■ Direction a:
Reproduce the forum thread on Tetra Whisper heaters in full, with no changes.

■ Extract to read:

.....

# How reliable are Tetra Whisper Heaters?



## fishbone

I've got a couple of Tetra Whisper Heaters, same model, 50w rated for 2 and up to 15 galons. Had them for about 4 months now, they keep my tanks at a nice and constant 78*F.
Hit the internet for some reviews but haven't found much. Are these reliable heaters or should I start looking elsewhere? I'd hate to wake up one morning and find my fish boiled.


----------



## TheOldSalt

They're pretty good, actually. Not top of the line, or anything, but very reliable.


----------



## Kyoberr

What he said


----------



## goodie

I don't know if i just had a bad run with them or what, but I had 3 not last a year. They didn't over heat, they just would slowly lose the ability to heat the water. They would start out doing great then I would notice a small drop, then another. In the end I had to have them cranked all the way up just to keep it at 70. Room temp was not a factor. I wasn't trying to over work the heater in a tank larger than what it was rated at as these where 10 & 15 gal tanks. I like Whisper products, but I don't think that I would bother with the heaters.

.....

■ Given records:
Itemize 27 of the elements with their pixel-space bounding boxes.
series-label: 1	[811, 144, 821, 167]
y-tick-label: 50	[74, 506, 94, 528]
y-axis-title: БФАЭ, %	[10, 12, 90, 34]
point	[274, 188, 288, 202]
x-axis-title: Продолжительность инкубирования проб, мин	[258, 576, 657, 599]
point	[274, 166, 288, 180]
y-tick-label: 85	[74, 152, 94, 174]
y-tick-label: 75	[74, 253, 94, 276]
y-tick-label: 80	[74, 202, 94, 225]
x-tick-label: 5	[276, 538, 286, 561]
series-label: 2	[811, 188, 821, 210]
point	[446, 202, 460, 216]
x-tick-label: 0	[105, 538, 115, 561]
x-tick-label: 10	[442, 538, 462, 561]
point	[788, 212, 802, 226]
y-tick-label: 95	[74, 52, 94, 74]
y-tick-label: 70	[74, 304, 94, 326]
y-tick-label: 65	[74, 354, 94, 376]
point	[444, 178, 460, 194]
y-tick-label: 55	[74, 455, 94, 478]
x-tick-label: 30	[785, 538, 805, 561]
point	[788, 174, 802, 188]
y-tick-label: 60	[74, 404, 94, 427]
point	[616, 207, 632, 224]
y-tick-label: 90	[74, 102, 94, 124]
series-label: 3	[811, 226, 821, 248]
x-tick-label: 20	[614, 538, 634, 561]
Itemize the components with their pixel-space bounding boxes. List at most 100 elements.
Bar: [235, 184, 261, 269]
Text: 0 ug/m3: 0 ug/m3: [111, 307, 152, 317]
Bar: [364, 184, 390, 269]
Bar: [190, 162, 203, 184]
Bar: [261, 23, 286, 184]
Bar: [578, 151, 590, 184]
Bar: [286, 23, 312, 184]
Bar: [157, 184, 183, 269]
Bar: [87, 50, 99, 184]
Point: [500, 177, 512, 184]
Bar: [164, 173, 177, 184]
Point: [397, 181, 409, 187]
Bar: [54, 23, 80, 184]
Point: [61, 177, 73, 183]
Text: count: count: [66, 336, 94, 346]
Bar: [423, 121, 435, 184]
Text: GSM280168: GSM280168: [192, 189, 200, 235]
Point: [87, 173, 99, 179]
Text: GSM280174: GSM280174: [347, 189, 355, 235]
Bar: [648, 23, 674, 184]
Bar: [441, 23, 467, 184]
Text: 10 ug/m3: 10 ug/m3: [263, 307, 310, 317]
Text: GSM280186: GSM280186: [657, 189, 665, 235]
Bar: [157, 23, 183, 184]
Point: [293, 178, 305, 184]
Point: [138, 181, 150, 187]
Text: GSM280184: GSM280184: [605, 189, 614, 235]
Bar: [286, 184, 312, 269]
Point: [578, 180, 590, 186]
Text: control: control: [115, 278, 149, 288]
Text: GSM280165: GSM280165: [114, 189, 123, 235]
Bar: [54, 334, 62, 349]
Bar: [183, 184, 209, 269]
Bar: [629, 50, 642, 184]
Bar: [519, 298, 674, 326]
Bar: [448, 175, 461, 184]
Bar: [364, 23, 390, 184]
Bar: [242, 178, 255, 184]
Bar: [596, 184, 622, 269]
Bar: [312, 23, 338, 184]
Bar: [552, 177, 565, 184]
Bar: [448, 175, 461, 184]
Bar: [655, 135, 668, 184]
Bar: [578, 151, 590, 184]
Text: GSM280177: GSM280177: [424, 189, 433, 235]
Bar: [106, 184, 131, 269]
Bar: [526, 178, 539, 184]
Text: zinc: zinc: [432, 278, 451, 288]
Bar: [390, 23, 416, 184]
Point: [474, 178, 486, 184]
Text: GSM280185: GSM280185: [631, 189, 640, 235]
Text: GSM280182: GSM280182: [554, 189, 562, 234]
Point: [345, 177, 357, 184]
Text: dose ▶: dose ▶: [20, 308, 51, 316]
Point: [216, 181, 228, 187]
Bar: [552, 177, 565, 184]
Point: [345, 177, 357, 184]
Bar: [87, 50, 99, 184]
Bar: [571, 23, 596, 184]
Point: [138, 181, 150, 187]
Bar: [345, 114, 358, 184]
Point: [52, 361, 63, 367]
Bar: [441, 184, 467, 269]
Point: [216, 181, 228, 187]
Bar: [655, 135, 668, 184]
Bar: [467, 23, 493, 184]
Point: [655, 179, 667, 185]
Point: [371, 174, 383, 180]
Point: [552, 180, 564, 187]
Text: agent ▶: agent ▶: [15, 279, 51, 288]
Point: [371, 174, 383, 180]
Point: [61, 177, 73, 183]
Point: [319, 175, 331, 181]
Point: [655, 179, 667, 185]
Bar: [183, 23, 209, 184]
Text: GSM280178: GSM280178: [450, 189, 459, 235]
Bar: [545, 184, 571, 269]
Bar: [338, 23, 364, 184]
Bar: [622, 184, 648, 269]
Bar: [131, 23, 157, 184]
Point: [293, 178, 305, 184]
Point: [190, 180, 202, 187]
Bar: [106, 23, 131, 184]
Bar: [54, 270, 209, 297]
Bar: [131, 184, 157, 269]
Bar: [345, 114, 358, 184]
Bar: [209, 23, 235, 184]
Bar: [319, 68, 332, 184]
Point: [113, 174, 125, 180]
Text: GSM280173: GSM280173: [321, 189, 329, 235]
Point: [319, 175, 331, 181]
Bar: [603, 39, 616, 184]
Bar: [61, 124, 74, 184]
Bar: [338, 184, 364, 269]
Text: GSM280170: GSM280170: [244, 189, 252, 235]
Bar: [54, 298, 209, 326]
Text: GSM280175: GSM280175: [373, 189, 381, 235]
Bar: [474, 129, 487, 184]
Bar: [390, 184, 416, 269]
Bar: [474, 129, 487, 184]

.....

■ Direction b:
Present the records from their first line up to and including the line containing "538, 286, 561]" as a Markdown table with the columns Row and Line. Number each row and leave out blank lines.

■ Complete response a:
# How reliable are Tetra Whisper Heaters?



## fishbone

I've got a couple of Tetra Whisper Heaters, same model, 50w rated for 2 and up to 15 galons. Had them for about 4 months now, they keep my tanks at a nice and constant 78*F.
Hit the internet for some reviews but haven't found much. Are these reliable heaters or should I start looking elsewhere? I'd hate to wake up one morning and find my fish boiled.


----------



## TheOldSalt

They're pretty good, actually. Not top of the line, or anything, but very reliable.


----------



## Kyoberr

What he said


----------



## goodie

I don't know if i just had a bad run with them or what, but I had 3 not last a year. They didn't over heat, they just would slowly lose the ability to heat the water. They would start out doing great then I would notice a small drop, then another. In the end I had to have them cranked all the way up just to keep it at 70. Room temp was not a factor. I wasn't trying to over work the heater in a tank larger than what it was rated at as these where 10 & 15 gal tanks. I like Whisper products, but I don't think that I would bother with the heaters.

■ Complete response b:
| Row | Line |
|---|---|
| 1 | Itemize 27 of the elements with their pixel-space bounding boxes. |
| 2 | series-label: 1	[811, 144, 821, 167] |
| 3 | y-tick-label: 50	[74, 506, 94, 528] |
| 4 | y-axis-title: БФАЭ, %	[10, 12, 90, 34] |
| 5 | point	[274, 188, 288, 202] |
| 6 | x-axis-title: Продолжительность инкубирования проб, мин	[258, 576, 657, 599] |
| 7 | point	[274, 166, 288, 180] |
| 8 | y-tick-label: 85	[74, 152, 94, 174] |
| 9 | y-tick-label: 75	[74, 253, 94, 276] |
| 10 | y-tick-label: 80	[74, 202, 94, 225] |
| 11 | x-tick-label: 5	[276, 538, 286, 561] |